> WRITTEN PROBLEM:
Omit all pictures. Copy the rest of the material exactly.

╭──

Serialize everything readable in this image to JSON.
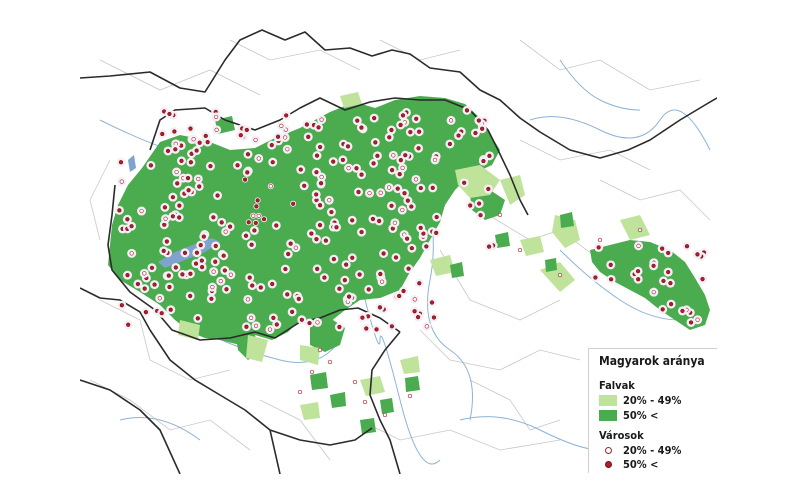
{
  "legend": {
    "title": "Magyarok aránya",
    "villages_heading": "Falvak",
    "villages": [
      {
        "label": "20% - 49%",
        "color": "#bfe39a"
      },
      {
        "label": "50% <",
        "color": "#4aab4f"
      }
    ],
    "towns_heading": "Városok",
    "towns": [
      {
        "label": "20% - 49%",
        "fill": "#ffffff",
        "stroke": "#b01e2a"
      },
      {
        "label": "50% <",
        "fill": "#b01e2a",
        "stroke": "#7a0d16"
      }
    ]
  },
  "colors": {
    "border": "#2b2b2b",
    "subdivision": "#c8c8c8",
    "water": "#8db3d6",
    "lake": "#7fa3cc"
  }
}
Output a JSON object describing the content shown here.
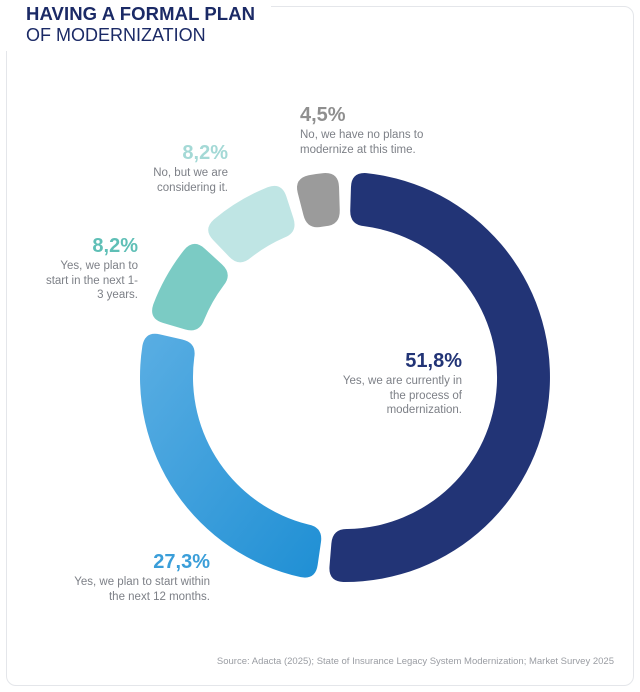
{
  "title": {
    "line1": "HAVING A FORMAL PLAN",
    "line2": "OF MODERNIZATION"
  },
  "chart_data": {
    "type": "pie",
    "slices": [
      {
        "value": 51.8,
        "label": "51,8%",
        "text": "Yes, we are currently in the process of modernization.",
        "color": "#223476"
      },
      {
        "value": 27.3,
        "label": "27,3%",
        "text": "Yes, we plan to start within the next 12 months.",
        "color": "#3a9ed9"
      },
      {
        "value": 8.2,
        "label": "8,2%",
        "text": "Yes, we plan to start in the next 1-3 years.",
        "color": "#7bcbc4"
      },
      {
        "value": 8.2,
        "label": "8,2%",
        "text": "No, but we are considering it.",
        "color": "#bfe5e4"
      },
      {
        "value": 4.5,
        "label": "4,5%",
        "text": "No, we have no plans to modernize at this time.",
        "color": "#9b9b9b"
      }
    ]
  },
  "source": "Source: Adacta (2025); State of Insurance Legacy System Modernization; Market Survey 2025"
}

╰──

> RESULT:
Serialize everything readable in this image to JSON.
{
  "legend": {
    "title": "Magyarok aránya",
    "villages_heading": "Falvak",
    "villages": [
      {
        "label": "20% - 49%",
        "color": "#bfe39a"
      },
      {
        "label": "50% <",
        "color": "#4aab4f"
      }
    ],
    "towns_heading": "Városok",
    "towns": [
      {
        "label": "20% - 49%",
        "fill": "#ffffff",
        "stroke": "#b01e2a"
      },
      {
        "label": "50% <",
        "fill": "#b01e2a",
        "stroke": "#7a0d16"
      }
    ]
  },
  "colors": {
    "border": "#2b2b2b",
    "subdivision": "#c8c8c8",
    "water": "#8db3d6",
    "lake": "#7fa3cc"
  }
}
Output a JSON object describing the content shown here.
{
  "title": {
    "line1": "HAVING A FORMAL PLAN",
    "line2": "OF MODERNIZATION"
  },
  "chart_data": {
    "type": "pie",
    "slices": [
      {
        "value": 51.8,
        "label": "51,8%",
        "text": "Yes, we are currently in the process of modernization.",
        "color": "#223476"
      },
      {
        "value": 27.3,
        "label": "27,3%",
        "text": "Yes, we plan to start within the next 12 months.",
        "color": "#3a9ed9"
      },
      {
        "value": 8.2,
        "label": "8,2%",
        "text": "Yes, we plan to start in the next 1-3 years.",
        "color": "#7bcbc4"
      },
      {
        "value": 8.2,
        "label": "8,2%",
        "text": "No, but we are considering it.",
        "color": "#bfe5e4"
      },
      {
        "value": 4.5,
        "label": "4,5%",
        "text": "No, we have no plans to modernize at this time.",
        "color": "#9b9b9b"
      }
    ]
  },
  "source": "Source: Adacta (2025); State of Insurance Legacy System Modernization; Market Survey 2025"
}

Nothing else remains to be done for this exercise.